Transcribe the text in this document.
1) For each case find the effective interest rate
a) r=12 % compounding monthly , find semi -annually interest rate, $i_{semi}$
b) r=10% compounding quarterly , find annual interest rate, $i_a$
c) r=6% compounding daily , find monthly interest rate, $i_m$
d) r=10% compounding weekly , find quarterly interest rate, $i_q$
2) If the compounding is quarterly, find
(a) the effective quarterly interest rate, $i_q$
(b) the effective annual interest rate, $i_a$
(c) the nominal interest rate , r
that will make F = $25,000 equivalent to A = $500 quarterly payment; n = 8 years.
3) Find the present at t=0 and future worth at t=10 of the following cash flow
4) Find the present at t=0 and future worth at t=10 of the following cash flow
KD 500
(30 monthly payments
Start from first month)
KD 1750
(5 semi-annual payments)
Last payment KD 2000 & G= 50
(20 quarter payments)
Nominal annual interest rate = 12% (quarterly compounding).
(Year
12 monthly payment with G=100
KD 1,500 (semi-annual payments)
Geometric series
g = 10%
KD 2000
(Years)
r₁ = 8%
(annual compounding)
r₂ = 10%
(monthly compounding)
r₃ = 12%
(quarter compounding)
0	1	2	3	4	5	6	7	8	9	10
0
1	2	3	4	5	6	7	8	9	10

● ● ● ●

*What you will do:* Quote all the records exactly, please, leaving none out.

*The response:*
Transcribe the text in this document.
1) For each case find the effective interest rate
a) r=12 % compounding monthly , find semi -annually interest rate, $i_{semi}$
b) r=10% compounding quarterly , find annual interest rate, $i_a$
c) r=6% compounding daily , find monthly interest rate, $i_m$
d) r=10% compounding weekly , find quarterly interest rate, $i_q$
2) If the compounding is quarterly, find
(a) the effective quarterly interest rate, $i_q$
(b) the effective annual interest rate, $i_a$
(c) the nominal interest rate , r
that will make F = $25,000 equivalent to A = $500 quarterly payment; n = 8 years.
3) Find the present at t=0 and future worth at t=10 of the following cash flow
4) Find the present at t=0 and future worth at t=10 of the following cash flow
KD 500
(30 monthly payments
Start from first month)
KD 1750
(5 semi-annual payments)
Last payment KD 2000 & G= 50
(20 quarter payments)
Nominal annual interest rate = 12% (quarterly compounding).
(Year
12 monthly payment with G=100
KD 1,500 (semi-annual payments)
Geometric series
g = 10%
KD 2000
(Years)
r₁ = 8%
(annual compounding)
r₂ = 10%
(monthly compounding)
r₃ = 12%
(quarter compounding)
0	1	2	3	4	5	6	7	8	9	10
0
1	2	3	4	5	6	7	8	9	10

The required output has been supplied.